Set task: Pictures excluded, reproduce exactly the lines below from the one with "Convert this screenshot" through the one with "Extract the structured", both included.

---------- Material for this task

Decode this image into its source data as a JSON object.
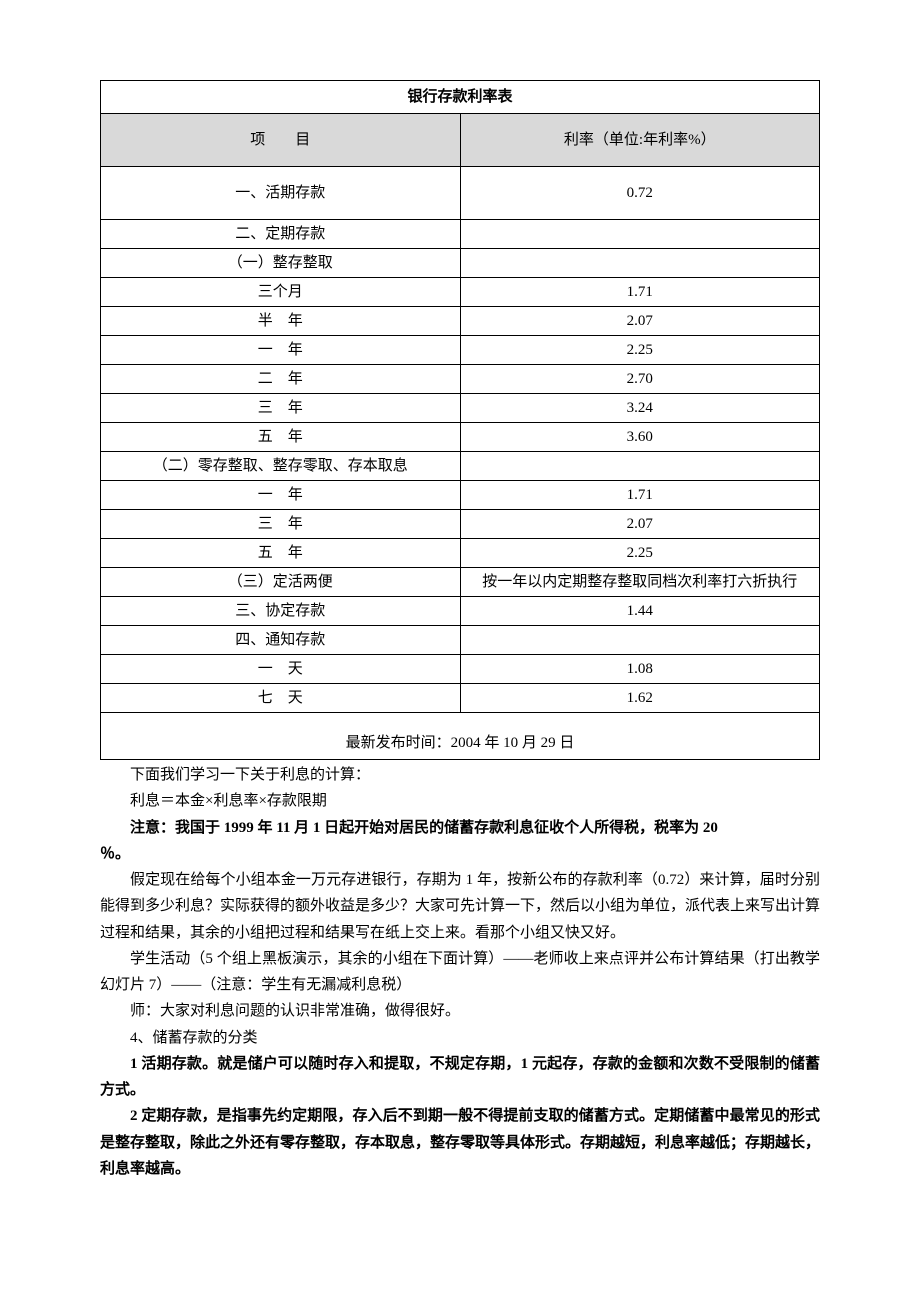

--------------------
---------- Material for this task

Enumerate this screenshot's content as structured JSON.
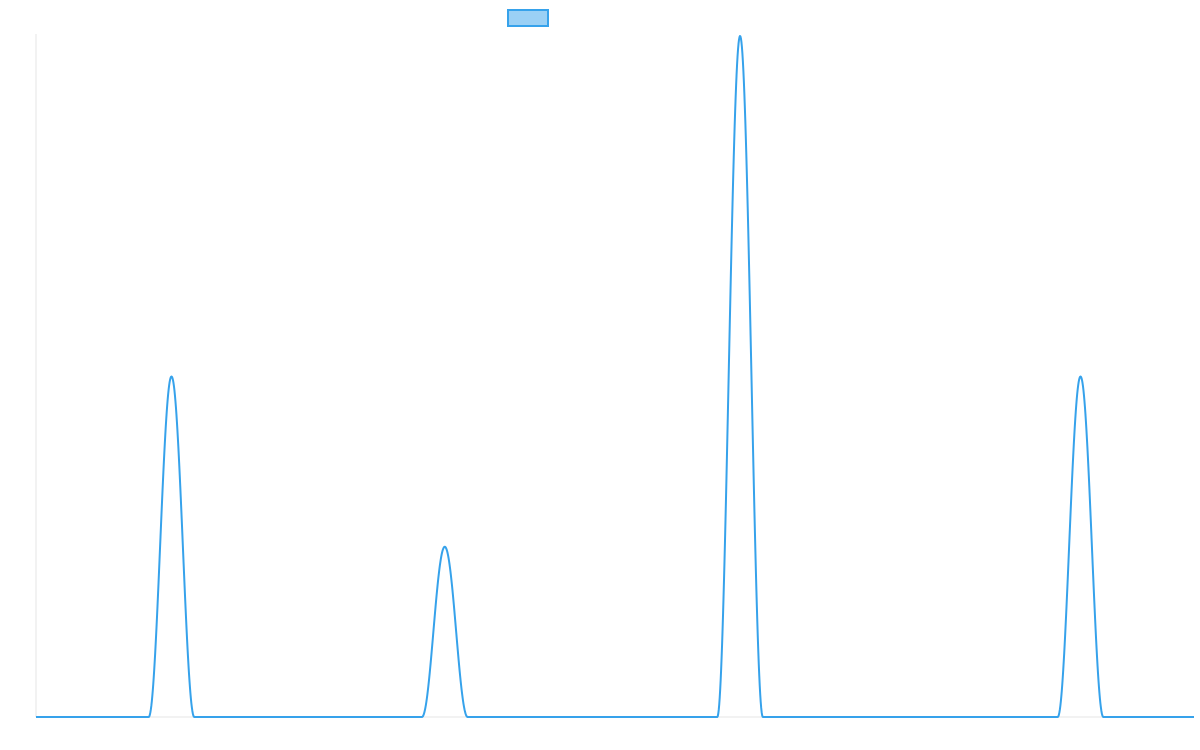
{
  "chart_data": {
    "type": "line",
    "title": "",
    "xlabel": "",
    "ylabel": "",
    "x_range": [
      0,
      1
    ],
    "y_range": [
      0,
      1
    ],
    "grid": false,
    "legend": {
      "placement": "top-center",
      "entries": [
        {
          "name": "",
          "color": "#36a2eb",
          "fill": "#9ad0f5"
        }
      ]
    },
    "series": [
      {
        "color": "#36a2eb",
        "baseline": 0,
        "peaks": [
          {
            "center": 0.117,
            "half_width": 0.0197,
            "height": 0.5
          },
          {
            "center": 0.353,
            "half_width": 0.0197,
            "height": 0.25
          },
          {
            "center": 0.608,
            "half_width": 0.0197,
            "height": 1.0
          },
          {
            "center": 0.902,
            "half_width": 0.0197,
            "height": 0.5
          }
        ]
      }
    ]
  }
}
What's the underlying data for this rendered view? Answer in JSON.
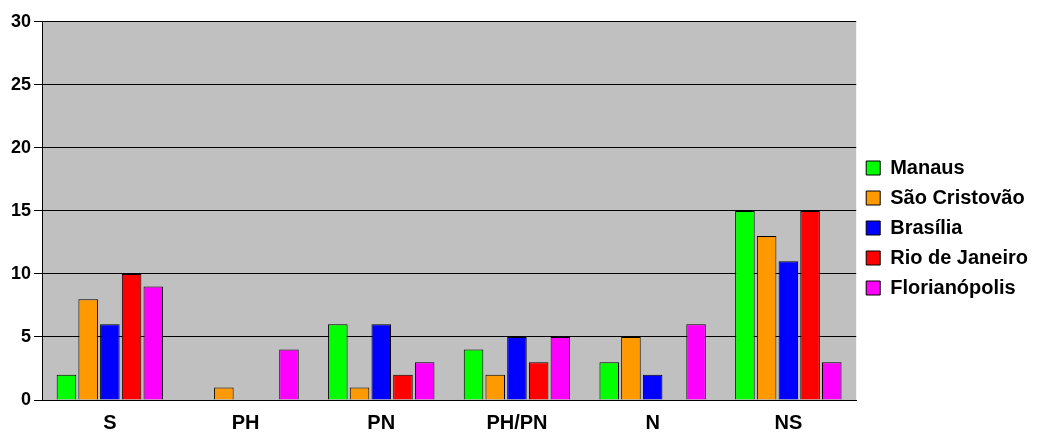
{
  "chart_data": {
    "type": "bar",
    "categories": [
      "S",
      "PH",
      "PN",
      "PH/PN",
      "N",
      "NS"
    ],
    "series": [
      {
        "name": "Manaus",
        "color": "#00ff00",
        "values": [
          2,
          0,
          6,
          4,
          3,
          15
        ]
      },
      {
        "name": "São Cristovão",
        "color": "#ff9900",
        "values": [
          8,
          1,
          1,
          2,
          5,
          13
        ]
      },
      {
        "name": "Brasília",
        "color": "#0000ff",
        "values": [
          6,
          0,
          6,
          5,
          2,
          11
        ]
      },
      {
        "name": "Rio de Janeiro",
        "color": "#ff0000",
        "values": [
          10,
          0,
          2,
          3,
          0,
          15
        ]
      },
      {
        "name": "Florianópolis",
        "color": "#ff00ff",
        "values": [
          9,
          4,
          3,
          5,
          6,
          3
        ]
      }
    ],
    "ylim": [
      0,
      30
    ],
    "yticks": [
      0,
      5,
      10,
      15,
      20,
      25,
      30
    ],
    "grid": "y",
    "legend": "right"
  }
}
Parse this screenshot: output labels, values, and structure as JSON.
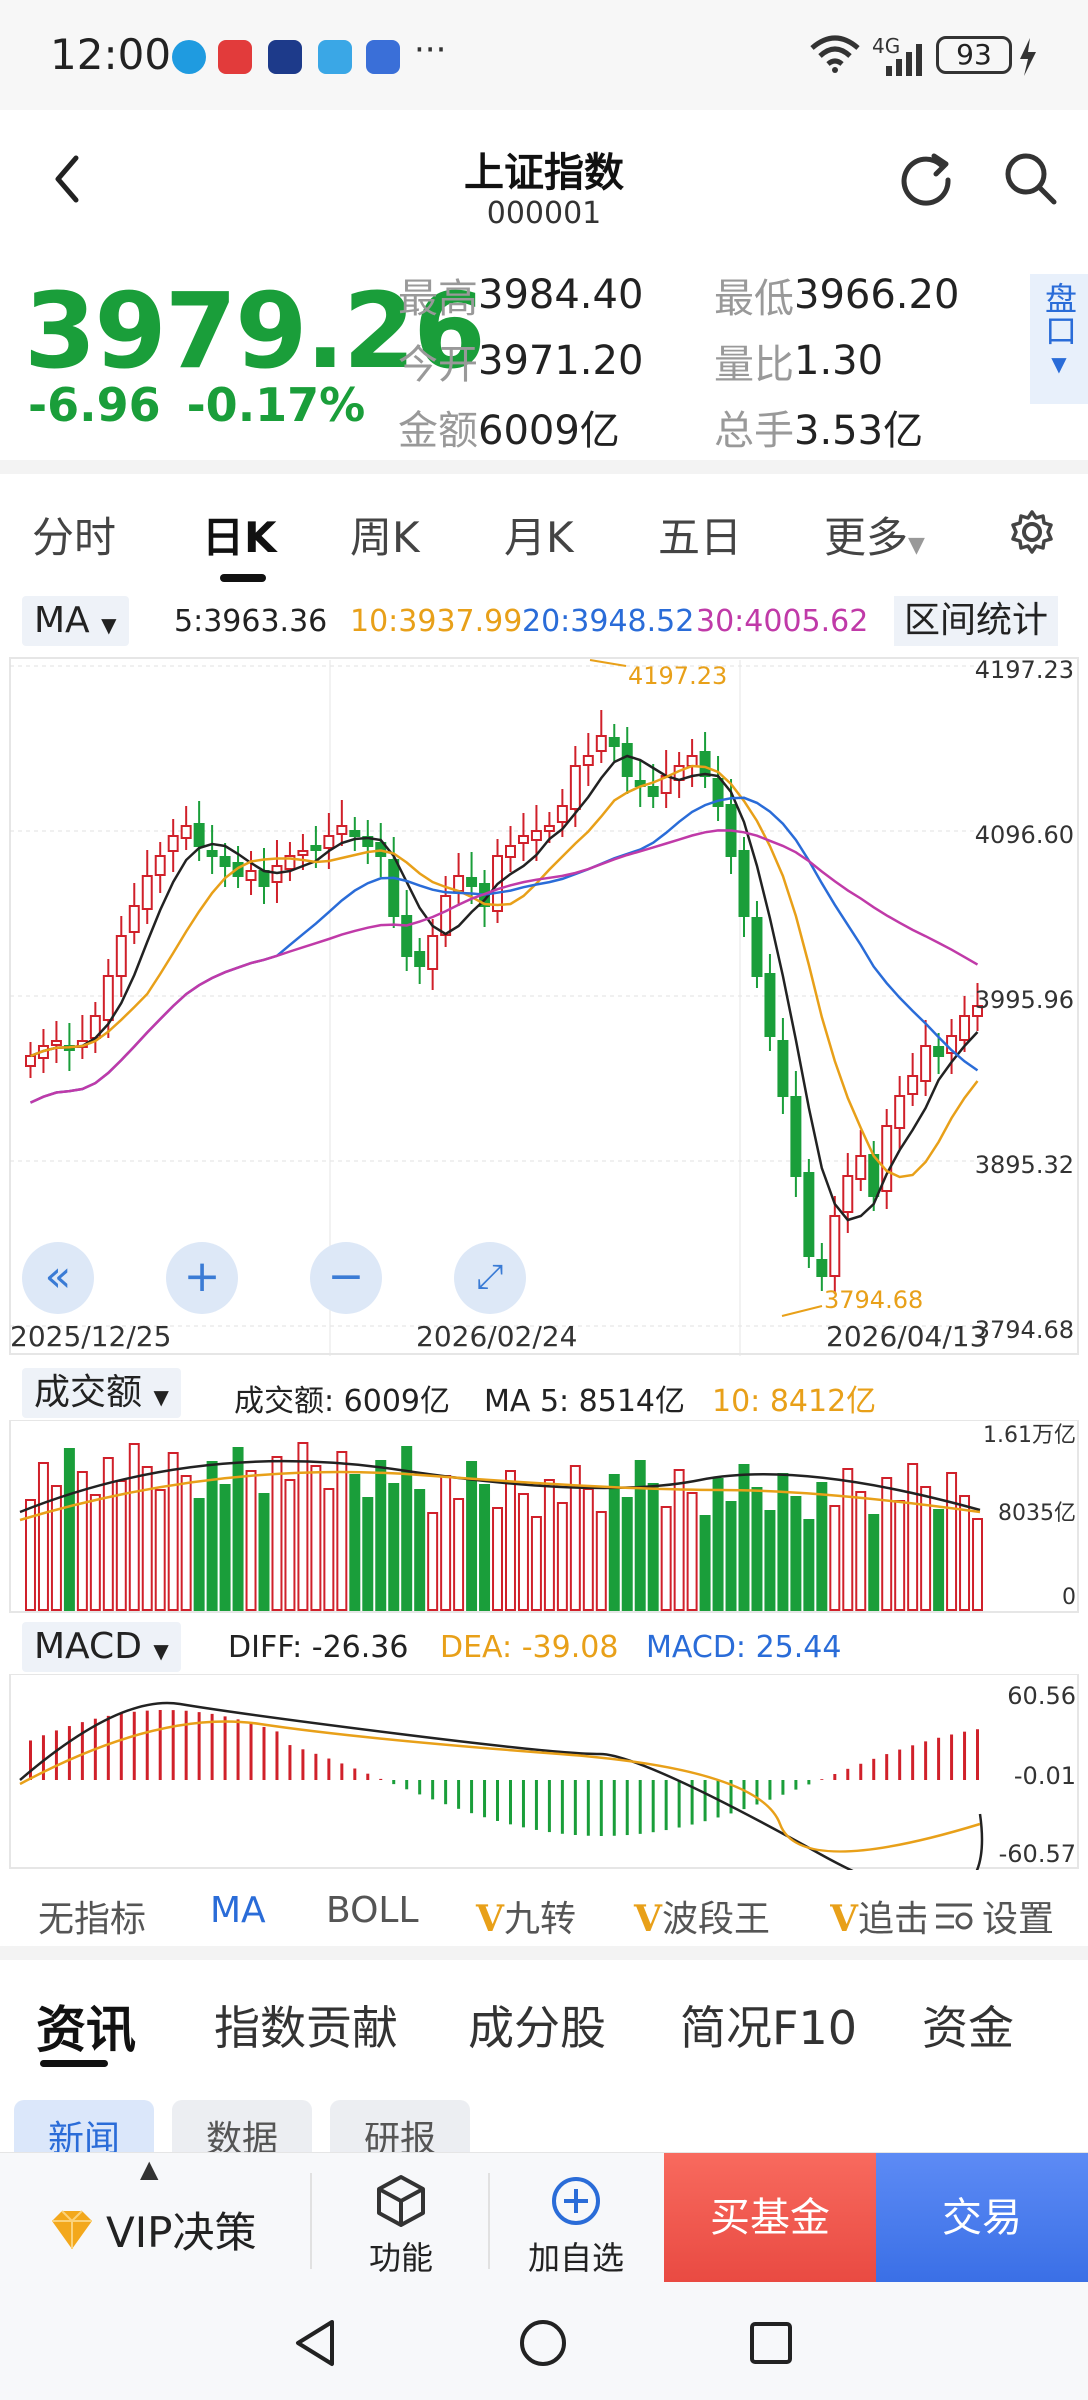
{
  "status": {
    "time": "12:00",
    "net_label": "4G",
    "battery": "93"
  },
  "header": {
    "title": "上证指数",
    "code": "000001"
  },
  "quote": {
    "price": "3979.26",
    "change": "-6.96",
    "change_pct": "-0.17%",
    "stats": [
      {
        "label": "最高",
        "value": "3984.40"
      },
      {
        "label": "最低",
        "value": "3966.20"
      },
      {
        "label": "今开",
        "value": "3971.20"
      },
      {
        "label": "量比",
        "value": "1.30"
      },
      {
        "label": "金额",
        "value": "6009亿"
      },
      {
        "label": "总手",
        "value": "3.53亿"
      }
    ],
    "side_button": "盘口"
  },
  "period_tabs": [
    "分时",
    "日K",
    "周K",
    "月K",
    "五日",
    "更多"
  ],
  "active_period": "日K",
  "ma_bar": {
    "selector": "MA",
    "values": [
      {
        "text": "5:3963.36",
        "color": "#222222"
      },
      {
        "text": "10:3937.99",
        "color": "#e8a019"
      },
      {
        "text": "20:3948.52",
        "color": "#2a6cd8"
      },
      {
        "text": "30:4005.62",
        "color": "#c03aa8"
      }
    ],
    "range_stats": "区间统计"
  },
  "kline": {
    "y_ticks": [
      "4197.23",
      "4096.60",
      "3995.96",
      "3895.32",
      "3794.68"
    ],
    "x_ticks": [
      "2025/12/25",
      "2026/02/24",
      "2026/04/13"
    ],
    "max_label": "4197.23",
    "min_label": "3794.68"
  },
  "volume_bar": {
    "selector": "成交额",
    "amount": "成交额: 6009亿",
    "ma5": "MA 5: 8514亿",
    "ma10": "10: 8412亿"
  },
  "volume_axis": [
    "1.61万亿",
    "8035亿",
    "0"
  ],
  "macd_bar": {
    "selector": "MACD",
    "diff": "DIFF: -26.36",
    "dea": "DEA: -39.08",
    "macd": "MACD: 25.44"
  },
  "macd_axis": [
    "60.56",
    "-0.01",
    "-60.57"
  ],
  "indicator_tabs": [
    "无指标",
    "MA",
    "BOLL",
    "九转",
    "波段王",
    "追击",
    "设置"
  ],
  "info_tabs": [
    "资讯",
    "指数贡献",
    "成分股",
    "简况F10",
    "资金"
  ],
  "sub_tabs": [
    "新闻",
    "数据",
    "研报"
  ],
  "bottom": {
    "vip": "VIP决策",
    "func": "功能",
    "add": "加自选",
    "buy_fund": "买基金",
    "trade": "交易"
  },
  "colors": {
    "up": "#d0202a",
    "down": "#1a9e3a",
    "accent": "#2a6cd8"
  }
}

--------------------
---------- Material for this task

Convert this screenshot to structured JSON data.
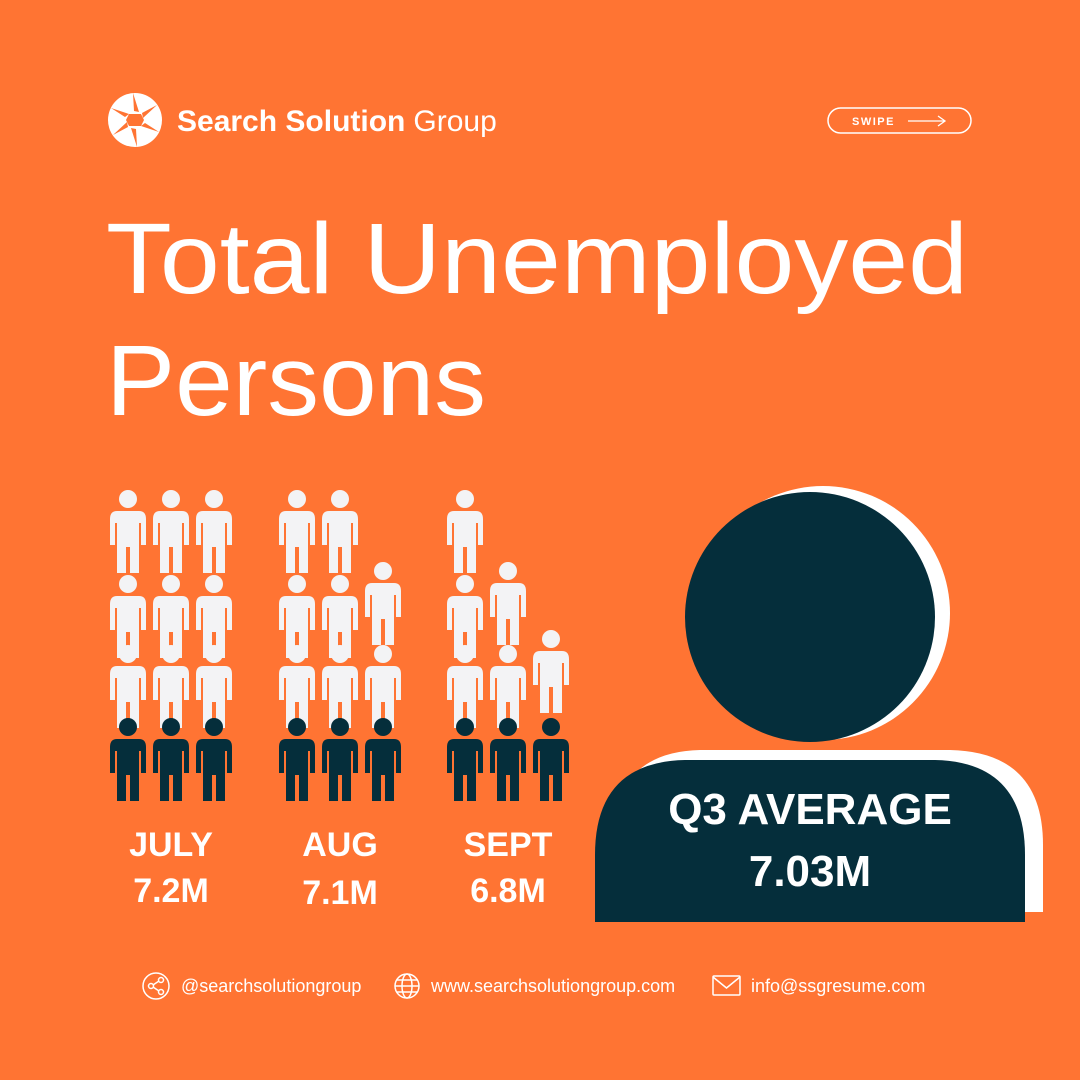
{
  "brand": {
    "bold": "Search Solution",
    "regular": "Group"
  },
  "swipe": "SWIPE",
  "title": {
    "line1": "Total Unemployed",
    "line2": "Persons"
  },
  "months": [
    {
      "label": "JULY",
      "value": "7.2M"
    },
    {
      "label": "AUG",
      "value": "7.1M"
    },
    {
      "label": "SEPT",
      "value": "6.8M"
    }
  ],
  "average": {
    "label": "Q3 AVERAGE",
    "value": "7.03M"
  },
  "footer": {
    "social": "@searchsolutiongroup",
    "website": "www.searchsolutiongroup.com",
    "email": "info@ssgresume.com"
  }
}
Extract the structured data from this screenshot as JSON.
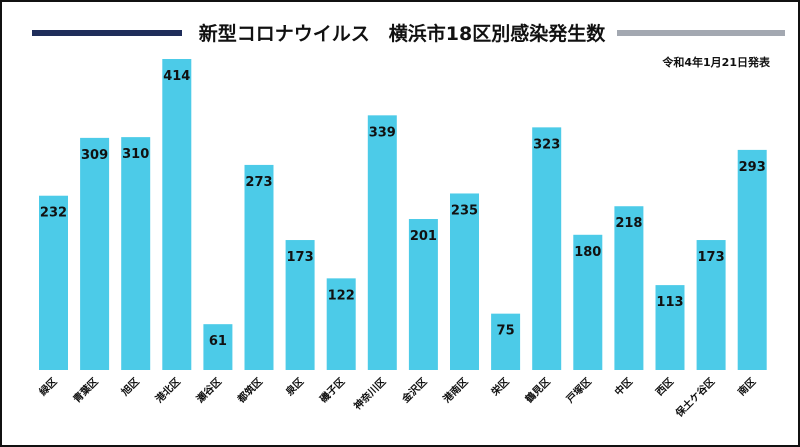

--------------------

Solution to this task:
Convert this screenshot to structured JSON data.
{
  "brand": {
    "bold": "Search Solution",
    "regular": "Group"
  },
  "swipe": "SWIPE",
  "title": {
    "line1": "Total Unemployed",
    "line2": "Persons"
  },
  "months": [
    {
      "label": "JULY",
      "value": "7.2M"
    },
    {
      "label": "AUG",
      "value": "7.1M"
    },
    {
      "label": "SEPT",
      "value": "6.8M"
    }
  ],
  "average": {
    "label": "Q3 AVERAGE",
    "value": "7.03M"
  },
  "footer": {
    "social": "@searchsolutiongroup",
    "website": "www.searchsolutiongroup.com",
    "email": "info@ssgresume.com"
  }
}
Extract the structured data from this screenshot as JSON.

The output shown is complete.